* DO THIS *
Your answer should be one number: how many lines of the records hold the string "from".

-*-*-

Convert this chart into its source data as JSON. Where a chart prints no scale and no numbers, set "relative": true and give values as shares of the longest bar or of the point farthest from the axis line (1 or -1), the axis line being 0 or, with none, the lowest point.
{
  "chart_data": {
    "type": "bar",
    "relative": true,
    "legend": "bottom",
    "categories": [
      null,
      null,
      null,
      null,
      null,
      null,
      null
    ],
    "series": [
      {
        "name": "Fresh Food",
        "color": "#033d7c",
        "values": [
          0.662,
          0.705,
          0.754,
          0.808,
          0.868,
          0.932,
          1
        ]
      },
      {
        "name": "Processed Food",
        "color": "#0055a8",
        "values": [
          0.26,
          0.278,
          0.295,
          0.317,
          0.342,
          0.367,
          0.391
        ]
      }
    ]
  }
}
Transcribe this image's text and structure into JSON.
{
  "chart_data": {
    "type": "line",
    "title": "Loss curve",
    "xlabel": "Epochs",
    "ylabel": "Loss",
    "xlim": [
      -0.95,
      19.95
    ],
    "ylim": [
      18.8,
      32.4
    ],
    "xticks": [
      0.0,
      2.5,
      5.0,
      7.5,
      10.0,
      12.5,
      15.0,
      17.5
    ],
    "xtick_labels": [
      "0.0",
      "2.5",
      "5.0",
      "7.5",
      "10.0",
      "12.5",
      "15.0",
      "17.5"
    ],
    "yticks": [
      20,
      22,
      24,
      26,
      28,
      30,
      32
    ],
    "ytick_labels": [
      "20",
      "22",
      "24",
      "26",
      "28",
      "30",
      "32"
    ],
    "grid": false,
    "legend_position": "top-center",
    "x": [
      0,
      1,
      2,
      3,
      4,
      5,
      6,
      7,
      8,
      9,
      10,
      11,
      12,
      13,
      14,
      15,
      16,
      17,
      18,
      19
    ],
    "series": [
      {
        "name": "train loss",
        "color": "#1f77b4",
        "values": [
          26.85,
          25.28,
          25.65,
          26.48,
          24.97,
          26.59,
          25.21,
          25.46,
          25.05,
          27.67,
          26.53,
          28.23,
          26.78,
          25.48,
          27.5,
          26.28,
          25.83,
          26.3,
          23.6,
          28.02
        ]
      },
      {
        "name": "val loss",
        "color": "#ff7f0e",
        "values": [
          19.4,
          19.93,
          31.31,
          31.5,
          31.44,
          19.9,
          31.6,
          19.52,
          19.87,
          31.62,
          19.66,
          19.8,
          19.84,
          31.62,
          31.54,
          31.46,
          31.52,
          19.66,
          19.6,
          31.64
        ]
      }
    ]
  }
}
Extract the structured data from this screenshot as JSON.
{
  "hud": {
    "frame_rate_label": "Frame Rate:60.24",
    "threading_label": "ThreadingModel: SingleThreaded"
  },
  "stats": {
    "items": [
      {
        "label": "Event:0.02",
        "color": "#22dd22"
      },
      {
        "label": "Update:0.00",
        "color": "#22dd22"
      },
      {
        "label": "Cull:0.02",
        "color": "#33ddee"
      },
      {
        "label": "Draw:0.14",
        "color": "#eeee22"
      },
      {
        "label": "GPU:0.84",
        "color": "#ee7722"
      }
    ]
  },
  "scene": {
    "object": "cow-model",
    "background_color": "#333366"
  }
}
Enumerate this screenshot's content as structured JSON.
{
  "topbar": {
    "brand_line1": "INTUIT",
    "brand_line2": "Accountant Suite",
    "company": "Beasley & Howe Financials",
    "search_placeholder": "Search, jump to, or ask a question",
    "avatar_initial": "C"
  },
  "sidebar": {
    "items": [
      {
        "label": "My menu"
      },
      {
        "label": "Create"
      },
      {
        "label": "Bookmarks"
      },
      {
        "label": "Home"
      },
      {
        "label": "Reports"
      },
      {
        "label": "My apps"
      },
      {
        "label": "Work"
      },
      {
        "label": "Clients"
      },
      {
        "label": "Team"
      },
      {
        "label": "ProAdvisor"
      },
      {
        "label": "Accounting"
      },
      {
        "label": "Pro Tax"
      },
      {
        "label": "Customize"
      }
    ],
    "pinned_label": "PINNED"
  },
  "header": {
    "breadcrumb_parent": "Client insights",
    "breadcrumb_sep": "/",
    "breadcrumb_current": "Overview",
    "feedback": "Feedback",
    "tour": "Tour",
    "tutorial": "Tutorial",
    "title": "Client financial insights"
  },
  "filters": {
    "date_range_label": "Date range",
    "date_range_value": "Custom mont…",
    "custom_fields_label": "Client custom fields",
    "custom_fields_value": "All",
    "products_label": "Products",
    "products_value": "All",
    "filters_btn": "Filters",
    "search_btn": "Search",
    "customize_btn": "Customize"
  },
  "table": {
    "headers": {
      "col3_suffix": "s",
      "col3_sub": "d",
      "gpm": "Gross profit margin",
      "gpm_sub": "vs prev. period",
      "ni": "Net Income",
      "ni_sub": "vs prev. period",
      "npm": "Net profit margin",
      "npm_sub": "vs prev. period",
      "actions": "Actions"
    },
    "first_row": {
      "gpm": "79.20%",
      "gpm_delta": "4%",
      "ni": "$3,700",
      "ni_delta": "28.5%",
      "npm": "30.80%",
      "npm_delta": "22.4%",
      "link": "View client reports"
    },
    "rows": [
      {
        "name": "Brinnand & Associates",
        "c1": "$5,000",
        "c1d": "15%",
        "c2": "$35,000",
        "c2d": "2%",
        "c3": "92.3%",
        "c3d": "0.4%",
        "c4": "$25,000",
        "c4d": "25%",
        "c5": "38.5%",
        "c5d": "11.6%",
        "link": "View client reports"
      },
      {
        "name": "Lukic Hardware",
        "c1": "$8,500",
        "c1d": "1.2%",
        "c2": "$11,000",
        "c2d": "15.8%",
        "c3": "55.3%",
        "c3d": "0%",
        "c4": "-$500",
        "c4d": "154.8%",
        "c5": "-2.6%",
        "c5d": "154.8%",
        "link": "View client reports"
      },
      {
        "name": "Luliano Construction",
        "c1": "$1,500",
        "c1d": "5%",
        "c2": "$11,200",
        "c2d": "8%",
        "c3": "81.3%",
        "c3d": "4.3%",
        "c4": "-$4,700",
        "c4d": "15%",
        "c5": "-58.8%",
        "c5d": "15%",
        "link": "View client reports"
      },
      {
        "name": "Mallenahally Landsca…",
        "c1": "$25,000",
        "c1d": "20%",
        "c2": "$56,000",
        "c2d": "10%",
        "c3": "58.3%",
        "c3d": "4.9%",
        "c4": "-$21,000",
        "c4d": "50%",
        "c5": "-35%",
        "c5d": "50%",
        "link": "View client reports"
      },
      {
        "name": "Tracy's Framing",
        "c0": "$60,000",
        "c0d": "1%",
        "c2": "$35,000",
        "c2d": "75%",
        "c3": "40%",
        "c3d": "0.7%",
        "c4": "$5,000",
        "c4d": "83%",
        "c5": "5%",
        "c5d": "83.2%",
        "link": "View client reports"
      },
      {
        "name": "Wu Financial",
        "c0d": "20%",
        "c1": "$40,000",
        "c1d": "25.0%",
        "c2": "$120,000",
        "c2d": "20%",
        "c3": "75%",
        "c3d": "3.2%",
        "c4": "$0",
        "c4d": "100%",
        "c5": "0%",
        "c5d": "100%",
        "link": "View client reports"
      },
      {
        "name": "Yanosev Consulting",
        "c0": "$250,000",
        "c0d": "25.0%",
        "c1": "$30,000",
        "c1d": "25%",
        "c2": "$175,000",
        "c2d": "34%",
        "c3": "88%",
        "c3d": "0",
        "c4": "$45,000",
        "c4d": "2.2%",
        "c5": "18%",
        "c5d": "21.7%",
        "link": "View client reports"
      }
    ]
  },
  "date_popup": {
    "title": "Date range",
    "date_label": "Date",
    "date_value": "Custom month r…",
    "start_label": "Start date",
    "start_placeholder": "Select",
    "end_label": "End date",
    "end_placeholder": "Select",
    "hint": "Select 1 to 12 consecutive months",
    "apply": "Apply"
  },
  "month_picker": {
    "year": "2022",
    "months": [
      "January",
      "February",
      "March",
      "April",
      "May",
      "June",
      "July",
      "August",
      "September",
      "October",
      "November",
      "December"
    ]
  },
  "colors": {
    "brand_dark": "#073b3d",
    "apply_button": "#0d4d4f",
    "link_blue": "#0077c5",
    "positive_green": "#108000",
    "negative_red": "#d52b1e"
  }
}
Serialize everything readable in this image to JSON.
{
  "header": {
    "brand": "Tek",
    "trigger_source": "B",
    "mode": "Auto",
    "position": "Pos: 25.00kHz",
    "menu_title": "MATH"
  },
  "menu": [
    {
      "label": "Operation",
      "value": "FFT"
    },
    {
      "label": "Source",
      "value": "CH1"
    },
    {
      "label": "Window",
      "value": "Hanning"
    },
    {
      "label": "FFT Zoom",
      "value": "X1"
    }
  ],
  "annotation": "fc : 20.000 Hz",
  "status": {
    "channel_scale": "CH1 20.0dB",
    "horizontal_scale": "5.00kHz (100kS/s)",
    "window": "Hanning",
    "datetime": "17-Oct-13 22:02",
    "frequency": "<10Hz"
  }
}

-*-*-

* ANSWER *
2